Your goal: What lines of the data include the string "JSON"? Copy them all.

## start Given data

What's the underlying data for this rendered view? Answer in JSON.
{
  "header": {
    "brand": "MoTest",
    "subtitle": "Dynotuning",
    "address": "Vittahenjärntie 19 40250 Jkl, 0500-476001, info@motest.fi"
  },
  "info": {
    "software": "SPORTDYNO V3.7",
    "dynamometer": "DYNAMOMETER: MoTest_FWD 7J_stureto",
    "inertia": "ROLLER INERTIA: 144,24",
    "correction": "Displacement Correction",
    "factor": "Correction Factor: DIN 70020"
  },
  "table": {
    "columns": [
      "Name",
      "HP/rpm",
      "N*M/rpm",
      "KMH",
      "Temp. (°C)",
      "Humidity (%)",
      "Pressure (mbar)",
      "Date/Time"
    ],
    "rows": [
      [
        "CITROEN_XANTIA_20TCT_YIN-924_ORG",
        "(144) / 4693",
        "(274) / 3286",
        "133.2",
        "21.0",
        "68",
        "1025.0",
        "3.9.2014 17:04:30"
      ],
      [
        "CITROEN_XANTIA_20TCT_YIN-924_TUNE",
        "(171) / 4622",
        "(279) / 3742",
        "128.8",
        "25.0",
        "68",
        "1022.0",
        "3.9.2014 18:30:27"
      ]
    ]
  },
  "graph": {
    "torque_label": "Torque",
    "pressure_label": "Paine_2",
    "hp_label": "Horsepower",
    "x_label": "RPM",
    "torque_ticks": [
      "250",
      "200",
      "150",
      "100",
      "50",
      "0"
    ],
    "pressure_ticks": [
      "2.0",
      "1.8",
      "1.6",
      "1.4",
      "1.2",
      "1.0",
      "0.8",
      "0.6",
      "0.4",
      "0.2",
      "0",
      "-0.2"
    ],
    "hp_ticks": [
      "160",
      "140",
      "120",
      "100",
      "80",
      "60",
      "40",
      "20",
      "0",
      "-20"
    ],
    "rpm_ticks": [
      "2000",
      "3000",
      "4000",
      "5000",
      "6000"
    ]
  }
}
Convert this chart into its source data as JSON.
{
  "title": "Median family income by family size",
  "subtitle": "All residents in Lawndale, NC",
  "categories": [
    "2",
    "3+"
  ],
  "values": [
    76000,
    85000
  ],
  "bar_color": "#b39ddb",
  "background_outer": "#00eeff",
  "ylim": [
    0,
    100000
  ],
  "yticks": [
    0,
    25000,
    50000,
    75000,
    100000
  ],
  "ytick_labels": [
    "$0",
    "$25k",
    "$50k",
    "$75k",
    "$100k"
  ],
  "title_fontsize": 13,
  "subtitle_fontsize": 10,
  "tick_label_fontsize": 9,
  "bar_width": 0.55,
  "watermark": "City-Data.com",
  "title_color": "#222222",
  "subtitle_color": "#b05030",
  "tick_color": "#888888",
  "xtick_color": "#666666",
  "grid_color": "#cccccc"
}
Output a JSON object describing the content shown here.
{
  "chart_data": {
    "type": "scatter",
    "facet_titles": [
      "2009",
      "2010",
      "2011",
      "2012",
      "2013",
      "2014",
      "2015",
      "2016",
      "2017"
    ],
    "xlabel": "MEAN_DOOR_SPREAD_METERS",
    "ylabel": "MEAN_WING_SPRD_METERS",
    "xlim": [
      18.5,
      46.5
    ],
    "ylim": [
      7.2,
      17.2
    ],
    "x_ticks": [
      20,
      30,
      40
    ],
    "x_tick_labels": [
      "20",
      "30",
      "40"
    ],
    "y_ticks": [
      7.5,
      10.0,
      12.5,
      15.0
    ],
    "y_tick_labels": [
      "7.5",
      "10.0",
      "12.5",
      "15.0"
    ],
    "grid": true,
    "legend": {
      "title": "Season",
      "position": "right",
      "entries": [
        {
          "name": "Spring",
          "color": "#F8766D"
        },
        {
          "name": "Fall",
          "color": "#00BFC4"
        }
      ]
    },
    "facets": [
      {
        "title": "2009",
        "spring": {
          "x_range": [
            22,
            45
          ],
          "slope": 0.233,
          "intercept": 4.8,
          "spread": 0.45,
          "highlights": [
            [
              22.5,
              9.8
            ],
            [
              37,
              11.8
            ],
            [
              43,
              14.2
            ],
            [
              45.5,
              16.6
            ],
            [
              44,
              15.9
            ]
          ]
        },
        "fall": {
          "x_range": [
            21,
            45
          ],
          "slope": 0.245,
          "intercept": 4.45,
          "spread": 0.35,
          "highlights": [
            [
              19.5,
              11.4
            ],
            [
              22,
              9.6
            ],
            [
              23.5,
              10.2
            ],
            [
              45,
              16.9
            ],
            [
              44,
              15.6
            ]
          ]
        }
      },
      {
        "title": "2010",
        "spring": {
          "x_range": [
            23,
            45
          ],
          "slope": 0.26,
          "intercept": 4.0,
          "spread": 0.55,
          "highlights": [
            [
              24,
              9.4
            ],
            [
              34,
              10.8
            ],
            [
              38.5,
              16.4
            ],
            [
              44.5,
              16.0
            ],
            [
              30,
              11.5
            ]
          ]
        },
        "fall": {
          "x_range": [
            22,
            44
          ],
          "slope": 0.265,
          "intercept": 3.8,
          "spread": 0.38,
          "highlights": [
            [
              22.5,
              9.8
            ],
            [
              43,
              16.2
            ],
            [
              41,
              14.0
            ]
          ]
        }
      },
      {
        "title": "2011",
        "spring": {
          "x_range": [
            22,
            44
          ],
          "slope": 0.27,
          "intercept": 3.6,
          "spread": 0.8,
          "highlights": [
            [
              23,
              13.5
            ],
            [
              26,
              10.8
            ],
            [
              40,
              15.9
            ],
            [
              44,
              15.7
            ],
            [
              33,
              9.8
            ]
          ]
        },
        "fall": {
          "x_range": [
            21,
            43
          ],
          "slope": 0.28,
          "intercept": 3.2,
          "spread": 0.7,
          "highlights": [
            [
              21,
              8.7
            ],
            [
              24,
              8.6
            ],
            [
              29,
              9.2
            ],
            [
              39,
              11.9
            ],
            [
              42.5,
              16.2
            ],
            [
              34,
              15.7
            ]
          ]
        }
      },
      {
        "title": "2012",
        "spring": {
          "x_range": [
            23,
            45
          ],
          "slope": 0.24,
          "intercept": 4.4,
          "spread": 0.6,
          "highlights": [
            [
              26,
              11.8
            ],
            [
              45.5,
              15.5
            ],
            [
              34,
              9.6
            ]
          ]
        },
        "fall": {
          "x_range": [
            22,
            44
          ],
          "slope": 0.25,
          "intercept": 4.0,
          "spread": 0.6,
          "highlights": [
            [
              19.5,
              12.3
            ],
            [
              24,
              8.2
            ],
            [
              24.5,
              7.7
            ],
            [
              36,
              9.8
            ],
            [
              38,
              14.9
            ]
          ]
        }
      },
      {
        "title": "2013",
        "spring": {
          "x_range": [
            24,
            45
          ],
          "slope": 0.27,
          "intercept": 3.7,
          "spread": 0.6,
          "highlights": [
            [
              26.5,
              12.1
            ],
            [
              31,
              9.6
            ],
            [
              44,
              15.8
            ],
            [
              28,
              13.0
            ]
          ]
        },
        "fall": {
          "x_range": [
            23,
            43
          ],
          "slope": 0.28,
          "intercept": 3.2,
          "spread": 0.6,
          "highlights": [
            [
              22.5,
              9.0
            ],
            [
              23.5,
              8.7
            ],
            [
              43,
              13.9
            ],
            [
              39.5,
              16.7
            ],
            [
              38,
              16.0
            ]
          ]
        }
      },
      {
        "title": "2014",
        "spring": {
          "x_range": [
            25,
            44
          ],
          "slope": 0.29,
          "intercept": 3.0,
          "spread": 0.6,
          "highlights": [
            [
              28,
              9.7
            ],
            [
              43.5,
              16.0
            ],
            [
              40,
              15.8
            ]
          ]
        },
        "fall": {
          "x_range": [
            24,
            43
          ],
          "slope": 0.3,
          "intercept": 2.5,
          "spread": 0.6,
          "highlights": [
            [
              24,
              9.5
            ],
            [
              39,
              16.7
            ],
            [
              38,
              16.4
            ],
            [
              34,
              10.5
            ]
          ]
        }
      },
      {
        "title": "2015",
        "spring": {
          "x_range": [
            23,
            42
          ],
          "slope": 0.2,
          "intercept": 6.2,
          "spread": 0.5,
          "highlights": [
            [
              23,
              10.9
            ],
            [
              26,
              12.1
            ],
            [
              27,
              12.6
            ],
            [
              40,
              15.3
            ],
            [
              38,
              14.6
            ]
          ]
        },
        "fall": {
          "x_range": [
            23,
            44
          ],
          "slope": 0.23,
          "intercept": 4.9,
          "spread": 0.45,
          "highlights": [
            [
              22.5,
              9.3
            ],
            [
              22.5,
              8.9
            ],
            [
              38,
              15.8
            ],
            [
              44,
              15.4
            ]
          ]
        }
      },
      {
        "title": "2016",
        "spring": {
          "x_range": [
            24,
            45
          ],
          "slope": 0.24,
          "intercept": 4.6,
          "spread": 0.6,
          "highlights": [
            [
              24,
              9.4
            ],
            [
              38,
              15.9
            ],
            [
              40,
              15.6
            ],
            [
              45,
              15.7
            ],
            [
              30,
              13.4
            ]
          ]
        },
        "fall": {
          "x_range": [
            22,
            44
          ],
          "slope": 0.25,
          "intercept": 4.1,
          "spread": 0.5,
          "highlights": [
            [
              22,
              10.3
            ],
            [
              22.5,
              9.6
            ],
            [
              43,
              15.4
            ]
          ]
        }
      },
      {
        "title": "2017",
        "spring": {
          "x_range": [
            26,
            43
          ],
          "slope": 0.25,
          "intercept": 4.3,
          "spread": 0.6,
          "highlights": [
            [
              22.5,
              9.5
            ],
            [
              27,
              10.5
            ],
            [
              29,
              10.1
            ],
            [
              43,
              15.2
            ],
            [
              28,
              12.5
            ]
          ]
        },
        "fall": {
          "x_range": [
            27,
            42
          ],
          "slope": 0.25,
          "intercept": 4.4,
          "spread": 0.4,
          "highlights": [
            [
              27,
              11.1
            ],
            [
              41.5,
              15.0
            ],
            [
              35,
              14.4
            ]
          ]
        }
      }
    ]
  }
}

## end Given data

Result:
What's the underlying data for this rendered view? Answer in JSON.
Convert this chart into its source data as JSON.
Output a JSON object describing the content shown here.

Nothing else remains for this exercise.